*GOAL*. Reproduce all records exactly.

+-------+

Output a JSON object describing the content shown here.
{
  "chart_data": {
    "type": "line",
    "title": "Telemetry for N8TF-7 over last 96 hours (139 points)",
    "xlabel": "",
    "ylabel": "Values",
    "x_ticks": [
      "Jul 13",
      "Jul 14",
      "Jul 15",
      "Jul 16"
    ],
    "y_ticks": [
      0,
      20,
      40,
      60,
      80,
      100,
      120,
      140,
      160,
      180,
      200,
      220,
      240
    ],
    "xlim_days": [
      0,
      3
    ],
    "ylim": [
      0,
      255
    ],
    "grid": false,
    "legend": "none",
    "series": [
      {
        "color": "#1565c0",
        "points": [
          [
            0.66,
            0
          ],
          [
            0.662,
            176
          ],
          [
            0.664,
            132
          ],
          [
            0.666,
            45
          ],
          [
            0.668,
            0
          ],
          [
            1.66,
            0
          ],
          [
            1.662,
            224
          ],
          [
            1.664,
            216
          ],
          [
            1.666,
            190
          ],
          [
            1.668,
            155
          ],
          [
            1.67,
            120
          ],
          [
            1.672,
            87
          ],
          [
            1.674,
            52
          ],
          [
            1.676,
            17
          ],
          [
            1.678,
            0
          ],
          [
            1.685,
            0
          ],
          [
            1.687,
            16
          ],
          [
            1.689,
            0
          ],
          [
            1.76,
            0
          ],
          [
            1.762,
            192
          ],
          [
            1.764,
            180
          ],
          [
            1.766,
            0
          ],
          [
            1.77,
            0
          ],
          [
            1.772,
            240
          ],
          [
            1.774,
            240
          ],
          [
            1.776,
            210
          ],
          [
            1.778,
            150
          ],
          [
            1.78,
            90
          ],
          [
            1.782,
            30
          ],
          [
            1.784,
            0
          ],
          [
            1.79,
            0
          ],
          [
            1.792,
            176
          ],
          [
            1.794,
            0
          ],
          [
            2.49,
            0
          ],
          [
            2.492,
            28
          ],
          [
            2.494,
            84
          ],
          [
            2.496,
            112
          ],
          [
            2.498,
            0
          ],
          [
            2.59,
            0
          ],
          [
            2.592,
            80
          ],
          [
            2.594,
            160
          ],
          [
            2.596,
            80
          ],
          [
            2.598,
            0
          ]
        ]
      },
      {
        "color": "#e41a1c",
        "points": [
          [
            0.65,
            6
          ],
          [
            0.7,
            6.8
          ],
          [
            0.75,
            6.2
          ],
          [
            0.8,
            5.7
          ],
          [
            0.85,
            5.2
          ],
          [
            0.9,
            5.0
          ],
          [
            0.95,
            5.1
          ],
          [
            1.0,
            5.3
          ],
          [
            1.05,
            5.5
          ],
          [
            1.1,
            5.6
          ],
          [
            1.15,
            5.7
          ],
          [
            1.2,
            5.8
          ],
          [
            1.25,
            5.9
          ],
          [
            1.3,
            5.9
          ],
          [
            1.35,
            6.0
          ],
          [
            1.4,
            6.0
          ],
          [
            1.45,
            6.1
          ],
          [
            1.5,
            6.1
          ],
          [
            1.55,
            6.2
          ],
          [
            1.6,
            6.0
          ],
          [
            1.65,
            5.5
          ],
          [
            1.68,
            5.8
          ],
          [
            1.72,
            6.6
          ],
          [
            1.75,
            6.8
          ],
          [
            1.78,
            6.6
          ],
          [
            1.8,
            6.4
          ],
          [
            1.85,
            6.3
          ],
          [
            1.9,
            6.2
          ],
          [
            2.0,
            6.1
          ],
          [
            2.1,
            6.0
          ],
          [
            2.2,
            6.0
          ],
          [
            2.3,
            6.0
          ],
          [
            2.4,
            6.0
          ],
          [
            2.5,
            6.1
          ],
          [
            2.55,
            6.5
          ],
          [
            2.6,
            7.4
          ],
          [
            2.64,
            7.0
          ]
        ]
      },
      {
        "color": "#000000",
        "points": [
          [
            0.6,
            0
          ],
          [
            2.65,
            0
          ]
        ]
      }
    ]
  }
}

+-------+

*ANSWER TO THIS TASK*.
Output a JSON object describing the content shown here.
{
  "chart_data": {
    "type": "line",
    "title": "Telemetry for N8TF-7 over last 96 hours (139 points)",
    "xlabel": "",
    "ylabel": "Values",
    "x_ticks": [
      "Jul 13",
      "Jul 14",
      "Jul 15",
      "Jul 16"
    ],
    "y_ticks": [
      0,
      20,
      40,
      60,
      80,
      100,
      120,
      140,
      160,
      180,
      200,
      220,
      240
    ],
    "xlim_days": [
      0,
      3
    ],
    "ylim": [
      0,
      255
    ],
    "grid": false,
    "legend": "none",
    "series": [
      {
        "color": "#1565c0",
        "points": [
          [
            0.66,
            0
          ],
          [
            0.662,
            176
          ],
          [
            0.664,
            132
          ],
          [
            0.666,
            45
          ],
          [
            0.668,
            0
          ],
          [
            1.66,
            0
          ],
          [
            1.662,
            224
          ],
          [
            1.664,
            216
          ],
          [
            1.666,
            190
          ],
          [
            1.668,
            155
          ],
          [
            1.67,
            120
          ],
          [
            1.672,
            87
          ],
          [
            1.674,
            52
          ],
          [
            1.676,
            17
          ],
          [
            1.678,
            0
          ],
          [
            1.685,
            0
          ],
          [
            1.687,
            16
          ],
          [
            1.689,
            0
          ],
          [
            1.76,
            0
          ],
          [
            1.762,
            192
          ],
          [
            1.764,
            180
          ],
          [
            1.766,
            0
          ],
          [
            1.77,
            0
          ],
          [
            1.772,
            240
          ],
          [
            1.774,
            240
          ],
          [
            1.776,
            210
          ],
          [
            1.778,
            150
          ],
          [
            1.78,
            90
          ],
          [
            1.782,
            30
          ],
          [
            1.784,
            0
          ],
          [
            1.79,
            0
          ],
          [
            1.792,
            176
          ],
          [
            1.794,
            0
          ],
          [
            2.49,
            0
          ],
          [
            2.492,
            28
          ],
          [
            2.494,
            84
          ],
          [
            2.496,
            112
          ],
          [
            2.498,
            0
          ],
          [
            2.59,
            0
          ],
          [
            2.592,
            80
          ],
          [
            2.594,
            160
          ],
          [
            2.596,
            80
          ],
          [
            2.598,
            0
          ]
        ]
      },
      {
        "color": "#e41a1c",
        "points": [
          [
            0.65,
            6
          ],
          [
            0.7,
            6.8
          ],
          [
            0.75,
            6.2
          ],
          [
            0.8,
            5.7
          ],
          [
            0.85,
            5.2
          ],
          [
            0.9,
            5.0
          ],
          [
            0.95,
            5.1
          ],
          [
            1.0,
            5.3
          ],
          [
            1.05,
            5.5
          ],
          [
            1.1,
            5.6
          ],
          [
            1.15,
            5.7
          ],
          [
            1.2,
            5.8
          ],
          [
            1.25,
            5.9
          ],
          [
            1.3,
            5.9
          ],
          [
            1.35,
            6.0
          ],
          [
            1.4,
            6.0
          ],
          [
            1.45,
            6.1
          ],
          [
            1.5,
            6.1
          ],
          [
            1.55,
            6.2
          ],
          [
            1.6,
            6.0
          ],
          [
            1.65,
            5.5
          ],
          [
            1.68,
            5.8
          ],
          [
            1.72,
            6.6
          ],
          [
            1.75,
            6.8
          ],
          [
            1.78,
            6.6
          ],
          [
            1.8,
            6.4
          ],
          [
            1.85,
            6.3
          ],
          [
            1.9,
            6.2
          ],
          [
            2.0,
            6.1
          ],
          [
            2.1,
            6.0
          ],
          [
            2.2,
            6.0
          ],
          [
            2.3,
            6.0
          ],
          [
            2.4,
            6.0
          ],
          [
            2.5,
            6.1
          ],
          [
            2.55,
            6.5
          ],
          [
            2.6,
            7.4
          ],
          [
            2.64,
            7.0
          ]
        ]
      },
      {
        "color": "#000000",
        "points": [
          [
            0.6,
            0
          ],
          [
            2.65,
            0
          ]
        ]
      }
    ]
  }
}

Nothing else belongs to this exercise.